Dataset entries
******************************
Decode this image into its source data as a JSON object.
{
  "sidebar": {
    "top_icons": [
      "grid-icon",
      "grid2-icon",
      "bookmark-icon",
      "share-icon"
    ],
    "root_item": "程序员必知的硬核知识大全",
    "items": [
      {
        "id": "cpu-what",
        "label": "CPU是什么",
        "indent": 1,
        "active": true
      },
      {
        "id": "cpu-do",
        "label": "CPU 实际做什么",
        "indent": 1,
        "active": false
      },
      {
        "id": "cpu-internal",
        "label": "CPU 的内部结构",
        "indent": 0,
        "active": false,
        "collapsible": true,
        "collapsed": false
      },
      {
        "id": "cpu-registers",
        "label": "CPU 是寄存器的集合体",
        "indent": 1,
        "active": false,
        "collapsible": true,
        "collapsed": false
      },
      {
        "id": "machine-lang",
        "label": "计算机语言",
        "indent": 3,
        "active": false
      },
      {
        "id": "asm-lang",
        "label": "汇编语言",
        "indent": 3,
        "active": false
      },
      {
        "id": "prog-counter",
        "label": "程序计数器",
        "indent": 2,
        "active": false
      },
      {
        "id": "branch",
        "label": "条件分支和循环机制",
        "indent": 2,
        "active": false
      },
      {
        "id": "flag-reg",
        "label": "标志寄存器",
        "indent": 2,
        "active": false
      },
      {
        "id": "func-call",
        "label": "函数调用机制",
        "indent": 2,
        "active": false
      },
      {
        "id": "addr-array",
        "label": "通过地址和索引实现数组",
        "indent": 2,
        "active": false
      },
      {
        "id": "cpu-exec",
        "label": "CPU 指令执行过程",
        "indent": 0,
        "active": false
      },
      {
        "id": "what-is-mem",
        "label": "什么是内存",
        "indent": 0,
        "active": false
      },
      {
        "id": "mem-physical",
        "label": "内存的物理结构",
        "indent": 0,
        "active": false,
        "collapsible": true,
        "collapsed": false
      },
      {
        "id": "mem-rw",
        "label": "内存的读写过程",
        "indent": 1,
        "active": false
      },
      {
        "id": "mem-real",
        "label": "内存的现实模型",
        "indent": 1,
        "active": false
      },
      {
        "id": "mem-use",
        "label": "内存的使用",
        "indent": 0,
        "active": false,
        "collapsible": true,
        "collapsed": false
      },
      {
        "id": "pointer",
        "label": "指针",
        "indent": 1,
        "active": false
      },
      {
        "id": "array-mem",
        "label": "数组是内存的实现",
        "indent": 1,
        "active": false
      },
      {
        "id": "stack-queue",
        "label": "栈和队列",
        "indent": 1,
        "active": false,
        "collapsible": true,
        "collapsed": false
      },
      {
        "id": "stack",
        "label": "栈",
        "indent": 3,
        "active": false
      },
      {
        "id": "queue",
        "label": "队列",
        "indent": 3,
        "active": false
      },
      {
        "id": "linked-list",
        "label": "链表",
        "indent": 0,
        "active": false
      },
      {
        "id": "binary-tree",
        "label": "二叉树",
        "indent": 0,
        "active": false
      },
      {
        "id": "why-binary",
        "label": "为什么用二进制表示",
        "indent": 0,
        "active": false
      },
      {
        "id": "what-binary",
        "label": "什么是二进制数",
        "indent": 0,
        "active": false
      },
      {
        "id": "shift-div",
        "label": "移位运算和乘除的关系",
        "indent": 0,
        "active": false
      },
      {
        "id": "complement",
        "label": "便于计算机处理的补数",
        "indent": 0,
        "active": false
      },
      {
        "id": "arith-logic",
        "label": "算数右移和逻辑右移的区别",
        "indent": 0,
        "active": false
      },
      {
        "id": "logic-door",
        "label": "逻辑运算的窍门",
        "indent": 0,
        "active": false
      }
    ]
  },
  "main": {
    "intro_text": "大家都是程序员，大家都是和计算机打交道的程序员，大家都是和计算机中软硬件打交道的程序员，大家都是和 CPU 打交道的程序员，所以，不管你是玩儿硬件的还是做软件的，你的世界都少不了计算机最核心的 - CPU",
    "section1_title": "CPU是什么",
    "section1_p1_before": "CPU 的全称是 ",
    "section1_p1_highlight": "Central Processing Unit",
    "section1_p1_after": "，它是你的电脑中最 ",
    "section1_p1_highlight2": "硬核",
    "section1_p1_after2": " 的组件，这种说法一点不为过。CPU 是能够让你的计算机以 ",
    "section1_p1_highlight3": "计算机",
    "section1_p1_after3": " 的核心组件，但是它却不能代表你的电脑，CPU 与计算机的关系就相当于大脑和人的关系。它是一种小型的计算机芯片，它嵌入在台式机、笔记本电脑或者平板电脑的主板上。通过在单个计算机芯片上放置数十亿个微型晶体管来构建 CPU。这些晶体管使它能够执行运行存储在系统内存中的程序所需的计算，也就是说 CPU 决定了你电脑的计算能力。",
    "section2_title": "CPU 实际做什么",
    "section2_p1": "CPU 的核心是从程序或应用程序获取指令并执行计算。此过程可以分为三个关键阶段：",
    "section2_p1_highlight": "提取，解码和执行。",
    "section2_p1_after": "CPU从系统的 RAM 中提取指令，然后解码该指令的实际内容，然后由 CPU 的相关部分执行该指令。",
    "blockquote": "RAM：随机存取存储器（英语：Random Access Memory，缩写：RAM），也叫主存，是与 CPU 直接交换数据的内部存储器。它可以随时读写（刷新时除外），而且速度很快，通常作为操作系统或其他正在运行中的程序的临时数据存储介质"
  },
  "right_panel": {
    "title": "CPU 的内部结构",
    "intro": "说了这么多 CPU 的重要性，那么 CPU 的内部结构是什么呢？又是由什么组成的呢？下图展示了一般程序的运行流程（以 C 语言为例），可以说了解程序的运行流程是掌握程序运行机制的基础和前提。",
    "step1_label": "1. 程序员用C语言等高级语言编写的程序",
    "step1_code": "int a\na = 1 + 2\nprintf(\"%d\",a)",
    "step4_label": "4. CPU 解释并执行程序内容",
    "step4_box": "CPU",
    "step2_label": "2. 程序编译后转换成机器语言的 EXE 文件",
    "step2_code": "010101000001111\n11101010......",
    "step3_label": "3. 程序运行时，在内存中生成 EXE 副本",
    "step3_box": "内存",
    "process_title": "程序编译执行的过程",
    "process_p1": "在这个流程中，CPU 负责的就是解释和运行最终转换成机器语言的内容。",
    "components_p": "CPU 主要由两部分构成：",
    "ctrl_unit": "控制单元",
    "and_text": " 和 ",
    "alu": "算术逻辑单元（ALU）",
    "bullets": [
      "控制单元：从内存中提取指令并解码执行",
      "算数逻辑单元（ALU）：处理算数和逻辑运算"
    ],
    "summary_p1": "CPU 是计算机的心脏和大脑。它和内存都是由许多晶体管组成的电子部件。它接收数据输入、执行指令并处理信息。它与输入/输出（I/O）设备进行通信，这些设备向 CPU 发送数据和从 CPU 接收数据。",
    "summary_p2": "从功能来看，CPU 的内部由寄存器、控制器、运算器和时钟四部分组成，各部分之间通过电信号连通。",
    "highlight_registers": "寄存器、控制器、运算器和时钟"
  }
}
******************************
Print every record exactly as it was given.

SOLUTION TO THIS PROBLEM
Decode this image into its source data as a JSON object.
{
  "sidebar": {
    "top_icons": [
      "grid-icon",
      "grid2-icon",
      "bookmark-icon",
      "share-icon"
    ],
    "root_item": "程序员必知的硬核知识大全",
    "items": [
      {
        "id": "cpu-what",
        "label": "CPU是什么",
        "indent": 1,
        "active": true
      },
      {
        "id": "cpu-do",
        "label": "CPU 实际做什么",
        "indent": 1,
        "active": false
      },
      {
        "id": "cpu-internal",
        "label": "CPU 的内部结构",
        "indent": 0,
        "active": false,
        "collapsible": true,
        "collapsed": false
      },
      {
        "id": "cpu-registers",
        "label": "CPU 是寄存器的集合体",
        "indent": 1,
        "active": false,
        "collapsible": true,
        "collapsed": false
      },
      {
        "id": "machine-lang",
        "label": "计算机语言",
        "indent": 3,
        "active": false
      },
      {
        "id": "asm-lang",
        "label": "汇编语言",
        "indent": 3,
        "active": false
      },
      {
        "id": "prog-counter",
        "label": "程序计数器",
        "indent": 2,
        "active": false
      },
      {
        "id": "branch",
        "label": "条件分支和循环机制",
        "indent": 2,
        "active": false
      },
      {
        "id": "flag-reg",
        "label": "标志寄存器",
        "indent": 2,
        "active": false
      },
      {
        "id": "func-call",
        "label": "函数调用机制",
        "indent": 2,
        "active": false
      },
      {
        "id": "addr-array",
        "label": "通过地址和索引实现数组",
        "indent": 2,
        "active": false
      },
      {
        "id": "cpu-exec",
        "label": "CPU 指令执行过程",
        "indent": 0,
        "active": false
      },
      {
        "id": "what-is-mem",
        "label": "什么是内存",
        "indent": 0,
        "active": false
      },
      {
        "id": "mem-physical",
        "label": "内存的物理结构",
        "indent": 0,
        "active": false,
        "collapsible": true,
        "collapsed": false
      },
      {
        "id": "mem-rw",
        "label": "内存的读写过程",
        "indent": 1,
        "active": false
      },
      {
        "id": "mem-real",
        "label": "内存的现实模型",
        "indent": 1,
        "active": false
      },
      {
        "id": "mem-use",
        "label": "内存的使用",
        "indent": 0,
        "active": false,
        "collapsible": true,
        "collapsed": false
      },
      {
        "id": "pointer",
        "label": "指针",
        "indent": 1,
        "active": false
      },
      {
        "id": "array-mem",
        "label": "数组是内存的实现",
        "indent": 1,
        "active": false
      },
      {
        "id": "stack-queue",
        "label": "栈和队列",
        "indent": 1,
        "active": false,
        "collapsible": true,
        "collapsed": false
      },
      {
        "id": "stack",
        "label": "栈",
        "indent": 3,
        "active": false
      },
      {
        "id": "queue",
        "label": "队列",
        "indent": 3,
        "active": false
      },
      {
        "id": "linked-list",
        "label": "链表",
        "indent": 0,
        "active": false
      },
      {
        "id": "binary-tree",
        "label": "二叉树",
        "indent": 0,
        "active": false
      },
      {
        "id": "why-binary",
        "label": "为什么用二进制表示",
        "indent": 0,
        "active": false
      },
      {
        "id": "what-binary",
        "label": "什么是二进制数",
        "indent": 0,
        "active": false
      },
      {
        "id": "shift-div",
        "label": "移位运算和乘除的关系",
        "indent": 0,
        "active": false
      },
      {
        "id": "complement",
        "label": "便于计算机处理的补数",
        "indent": 0,
        "active": false
      },
      {
        "id": "arith-logic",
        "label": "算数右移和逻辑右移的区别",
        "indent": 0,
        "active": false
      },
      {
        "id": "logic-door",
        "label": "逻辑运算的窍门",
        "indent": 0,
        "active": false
      }
    ]
  },
  "main": {
    "intro_text": "大家都是程序员，大家都是和计算机打交道的程序员，大家都是和计算机中软硬件打交道的程序员，大家都是和 CPU 打交道的程序员，所以，不管你是玩儿硬件的还是做软件的，你的世界都少不了计算机最核心的 - CPU",
    "section1_title": "CPU是什么",
    "section1_p1_before": "CPU 的全称是 ",
    "section1_p1_highlight": "Central Processing Unit",
    "section1_p1_after": "，它是你的电脑中最 ",
    "section1_p1_highlight2": "硬核",
    "section1_p1_after2": " 的组件，这种说法一点不为过。CPU 是能够让你的计算机以 ",
    "section1_p1_highlight3": "计算机",
    "section1_p1_after3": " 的核心组件，但是它却不能代表你的电脑，CPU 与计算机的关系就相当于大脑和人的关系。它是一种小型的计算机芯片，它嵌入在台式机、笔记本电脑或者平板电脑的主板上。通过在单个计算机芯片上放置数十亿个微型晶体管来构建 CPU。这些晶体管使它能够执行运行存储在系统内存中的程序所需的计算，也就是说 CPU 决定了你电脑的计算能力。",
    "section2_title": "CPU 实际做什么",
    "section2_p1": "CPU 的核心是从程序或应用程序获取指令并执行计算。此过程可以分为三个关键阶段：",
    "section2_p1_highlight": "提取，解码和执行。",
    "section2_p1_after": "CPU从系统的 RAM 中提取指令，然后解码该指令的实际内容，然后由 CPU 的相关部分执行该指令。",
    "blockquote": "RAM：随机存取存储器（英语：Random Access Memory，缩写：RAM），也叫主存，是与 CPU 直接交换数据的内部存储器。它可以随时读写（刷新时除外），而且速度很快，通常作为操作系统或其他正在运行中的程序的临时数据存储介质"
  },
  "right_panel": {
    "title": "CPU 的内部结构",
    "intro": "说了这么多 CPU 的重要性，那么 CPU 的内部结构是什么呢？又是由什么组成的呢？下图展示了一般程序的运行流程（以 C 语言为例），可以说了解程序的运行流程是掌握程序运行机制的基础和前提。",
    "step1_label": "1. 程序员用C语言等高级语言编写的程序",
    "step1_code": "int a\na = 1 + 2\nprintf(\"%d\",a)",
    "step4_label": "4. CPU 解释并执行程序内容",
    "step4_box": "CPU",
    "step2_label": "2. 程序编译后转换成机器语言的 EXE 文件",
    "step2_code": "010101000001111\n11101010......",
    "step3_label": "3. 程序运行时，在内存中生成 EXE 副本",
    "step3_box": "内存",
    "process_title": "程序编译执行的过程",
    "process_p1": "在这个流程中，CPU 负责的就是解释和运行最终转换成机器语言的内容。",
    "components_p": "CPU 主要由两部分构成：",
    "ctrl_unit": "控制单元",
    "and_text": " 和 ",
    "alu": "算术逻辑单元（ALU）",
    "bullets": [
      "控制单元：从内存中提取指令并解码执行",
      "算数逻辑单元（ALU）：处理算数和逻辑运算"
    ],
    "summary_p1": "CPU 是计算机的心脏和大脑。它和内存都是由许多晶体管组成的电子部件。它接收数据输入、执行指令并处理信息。它与输入/输出（I/O）设备进行通信，这些设备向 CPU 发送数据和从 CPU 接收数据。",
    "summary_p2": "从功能来看，CPU 的内部由寄存器、控制器、运算器和时钟四部分组成，各部分之间通过电信号连通。",
    "highlight_registers": "寄存器、控制器、运算器和时钟"
  }
}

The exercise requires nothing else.